■ TASK DIRECTIONS ■
Without altering anything, output the material below.

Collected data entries
-.-.-
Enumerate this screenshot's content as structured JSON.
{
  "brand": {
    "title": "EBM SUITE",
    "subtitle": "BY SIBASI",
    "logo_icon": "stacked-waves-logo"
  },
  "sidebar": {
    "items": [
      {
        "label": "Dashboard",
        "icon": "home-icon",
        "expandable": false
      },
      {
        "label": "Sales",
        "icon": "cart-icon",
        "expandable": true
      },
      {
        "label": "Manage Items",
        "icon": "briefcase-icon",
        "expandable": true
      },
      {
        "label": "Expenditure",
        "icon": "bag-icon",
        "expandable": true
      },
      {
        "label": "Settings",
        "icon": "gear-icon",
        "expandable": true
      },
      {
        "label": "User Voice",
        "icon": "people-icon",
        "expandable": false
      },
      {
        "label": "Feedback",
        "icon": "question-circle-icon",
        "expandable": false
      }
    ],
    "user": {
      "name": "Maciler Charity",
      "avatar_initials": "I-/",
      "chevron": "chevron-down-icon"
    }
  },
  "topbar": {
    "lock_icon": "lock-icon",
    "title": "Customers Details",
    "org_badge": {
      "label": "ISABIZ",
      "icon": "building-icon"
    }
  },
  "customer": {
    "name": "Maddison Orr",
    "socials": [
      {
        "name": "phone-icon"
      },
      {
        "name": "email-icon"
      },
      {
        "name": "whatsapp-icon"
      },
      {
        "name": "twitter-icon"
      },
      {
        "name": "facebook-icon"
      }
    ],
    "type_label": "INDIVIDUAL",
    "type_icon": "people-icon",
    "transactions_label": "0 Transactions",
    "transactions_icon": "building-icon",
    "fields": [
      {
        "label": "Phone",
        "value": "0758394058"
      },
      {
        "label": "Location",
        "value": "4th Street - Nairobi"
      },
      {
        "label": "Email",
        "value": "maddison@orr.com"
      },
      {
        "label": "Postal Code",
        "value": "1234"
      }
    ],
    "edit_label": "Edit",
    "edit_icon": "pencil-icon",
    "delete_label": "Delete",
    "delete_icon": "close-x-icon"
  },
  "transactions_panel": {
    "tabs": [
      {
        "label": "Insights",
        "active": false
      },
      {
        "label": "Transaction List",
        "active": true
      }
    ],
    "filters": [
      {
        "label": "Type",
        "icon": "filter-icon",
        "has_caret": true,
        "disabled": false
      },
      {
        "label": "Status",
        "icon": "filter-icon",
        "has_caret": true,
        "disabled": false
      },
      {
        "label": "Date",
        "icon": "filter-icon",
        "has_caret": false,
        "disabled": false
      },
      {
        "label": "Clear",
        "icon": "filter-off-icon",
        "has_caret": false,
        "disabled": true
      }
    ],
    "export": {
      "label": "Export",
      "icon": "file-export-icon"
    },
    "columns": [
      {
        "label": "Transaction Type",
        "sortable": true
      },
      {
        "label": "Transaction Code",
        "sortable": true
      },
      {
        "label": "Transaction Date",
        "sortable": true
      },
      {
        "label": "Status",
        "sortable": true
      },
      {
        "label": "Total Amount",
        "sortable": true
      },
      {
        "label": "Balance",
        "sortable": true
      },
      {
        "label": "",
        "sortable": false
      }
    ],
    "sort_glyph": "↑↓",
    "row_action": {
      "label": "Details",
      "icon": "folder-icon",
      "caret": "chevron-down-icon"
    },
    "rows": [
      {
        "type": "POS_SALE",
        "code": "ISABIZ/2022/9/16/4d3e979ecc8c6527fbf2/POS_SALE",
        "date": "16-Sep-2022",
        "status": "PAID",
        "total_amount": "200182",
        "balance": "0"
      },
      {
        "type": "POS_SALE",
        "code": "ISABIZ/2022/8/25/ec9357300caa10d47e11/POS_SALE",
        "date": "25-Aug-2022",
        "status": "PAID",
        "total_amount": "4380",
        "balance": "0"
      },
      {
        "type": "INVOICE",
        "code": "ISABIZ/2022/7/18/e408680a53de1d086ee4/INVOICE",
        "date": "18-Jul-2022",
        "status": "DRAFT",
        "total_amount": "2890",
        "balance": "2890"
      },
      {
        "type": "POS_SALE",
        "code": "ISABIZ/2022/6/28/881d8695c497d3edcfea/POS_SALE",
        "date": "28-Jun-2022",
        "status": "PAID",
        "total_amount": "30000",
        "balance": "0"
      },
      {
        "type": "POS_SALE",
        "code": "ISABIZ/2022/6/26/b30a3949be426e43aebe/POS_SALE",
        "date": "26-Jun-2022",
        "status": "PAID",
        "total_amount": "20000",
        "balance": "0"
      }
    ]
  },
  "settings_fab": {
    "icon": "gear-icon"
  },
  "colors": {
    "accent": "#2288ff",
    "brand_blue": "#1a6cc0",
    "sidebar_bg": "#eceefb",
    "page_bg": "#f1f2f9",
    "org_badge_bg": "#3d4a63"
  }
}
-.-.-
■ FULL RESPONSE ■
Enumerate this screenshot's content as structured JSON.
{
  "brand": {
    "title": "EBM SUITE",
    "subtitle": "BY SIBASI",
    "logo_icon": "stacked-waves-logo"
  },
  "sidebar": {
    "items": [
      {
        "label": "Dashboard",
        "icon": "home-icon",
        "expandable": false
      },
      {
        "label": "Sales",
        "icon": "cart-icon",
        "expandable": true
      },
      {
        "label": "Manage Items",
        "icon": "briefcase-icon",
        "expandable": true
      },
      {
        "label": "Expenditure",
        "icon": "bag-icon",
        "expandable": true
      },
      {
        "label": "Settings",
        "icon": "gear-icon",
        "expandable": true
      },
      {
        "label": "User Voice",
        "icon": "people-icon",
        "expandable": false
      },
      {
        "label": "Feedback",
        "icon": "question-circle-icon",
        "expandable": false
      }
    ],
    "user": {
      "name": "Maciler Charity",
      "avatar_initials": "I-/",
      "chevron": "chevron-down-icon"
    }
  },
  "topbar": {
    "lock_icon": "lock-icon",
    "title": "Customers Details",
    "org_badge": {
      "label": "ISABIZ",
      "icon": "building-icon"
    }
  },
  "customer": {
    "name": "Maddison Orr",
    "socials": [
      {
        "name": "phone-icon"
      },
      {
        "name": "email-icon"
      },
      {
        "name": "whatsapp-icon"
      },
      {
        "name": "twitter-icon"
      },
      {
        "name": "facebook-icon"
      }
    ],
    "type_label": "INDIVIDUAL",
    "type_icon": "people-icon",
    "transactions_label": "0 Transactions",
    "transactions_icon": "building-icon",
    "fields": [
      {
        "label": "Phone",
        "value": "0758394058"
      },
      {
        "label": "Location",
        "value": "4th Street - Nairobi"
      },
      {
        "label": "Email",
        "value": "maddison@orr.com"
      },
      {
        "label": "Postal Code",
        "value": "1234"
      }
    ],
    "edit_label": "Edit",
    "edit_icon": "pencil-icon",
    "delete_label": "Delete",
    "delete_icon": "close-x-icon"
  },
  "transactions_panel": {
    "tabs": [
      {
        "label": "Insights",
        "active": false
      },
      {
        "label": "Transaction List",
        "active": true
      }
    ],
    "filters": [
      {
        "label": "Type",
        "icon": "filter-icon",
        "has_caret": true,
        "disabled": false
      },
      {
        "label": "Status",
        "icon": "filter-icon",
        "has_caret": true,
        "disabled": false
      },
      {
        "label": "Date",
        "icon": "filter-icon",
        "has_caret": false,
        "disabled": false
      },
      {
        "label": "Clear",
        "icon": "filter-off-icon",
        "has_caret": false,
        "disabled": true
      }
    ],
    "export": {
      "label": "Export",
      "icon": "file-export-icon"
    },
    "columns": [
      {
        "label": "Transaction Type",
        "sortable": true
      },
      {
        "label": "Transaction Code",
        "sortable": true
      },
      {
        "label": "Transaction Date",
        "sortable": true
      },
      {
        "label": "Status",
        "sortable": true
      },
      {
        "label": "Total Amount",
        "sortable": true
      },
      {
        "label": "Balance",
        "sortable": true
      },
      {
        "label": "",
        "sortable": false
      }
    ],
    "sort_glyph": "↑↓",
    "row_action": {
      "label": "Details",
      "icon": "folder-icon",
      "caret": "chevron-down-icon"
    },
    "rows": [
      {
        "type": "POS_SALE",
        "code": "ISABIZ/2022/9/16/4d3e979ecc8c6527fbf2/POS_SALE",
        "date": "16-Sep-2022",
        "status": "PAID",
        "total_amount": "200182",
        "balance": "0"
      },
      {
        "type": "POS_SALE",
        "code": "ISABIZ/2022/8/25/ec9357300caa10d47e11/POS_SALE",
        "date": "25-Aug-2022",
        "status": "PAID",
        "total_amount": "4380",
        "balance": "0"
      },
      {
        "type": "INVOICE",
        "code": "ISABIZ/2022/7/18/e408680a53de1d086ee4/INVOICE",
        "date": "18-Jul-2022",
        "status": "DRAFT",
        "total_amount": "2890",
        "balance": "2890"
      },
      {
        "type": "POS_SALE",
        "code": "ISABIZ/2022/6/28/881d8695c497d3edcfea/POS_SALE",
        "date": "28-Jun-2022",
        "status": "PAID",
        "total_amount": "30000",
        "balance": "0"
      },
      {
        "type": "POS_SALE",
        "code": "ISABIZ/2022/6/26/b30a3949be426e43aebe/POS_SALE",
        "date": "26-Jun-2022",
        "status": "PAID",
        "total_amount": "20000",
        "balance": "0"
      }
    ]
  },
  "settings_fab": {
    "icon": "gear-icon"
  },
  "colors": {
    "accent": "#2288ff",
    "brand_blue": "#1a6cc0",
    "sidebar_bg": "#eceefb",
    "page_bg": "#f1f2f9",
    "org_badge_bg": "#3d4a63"
  }
}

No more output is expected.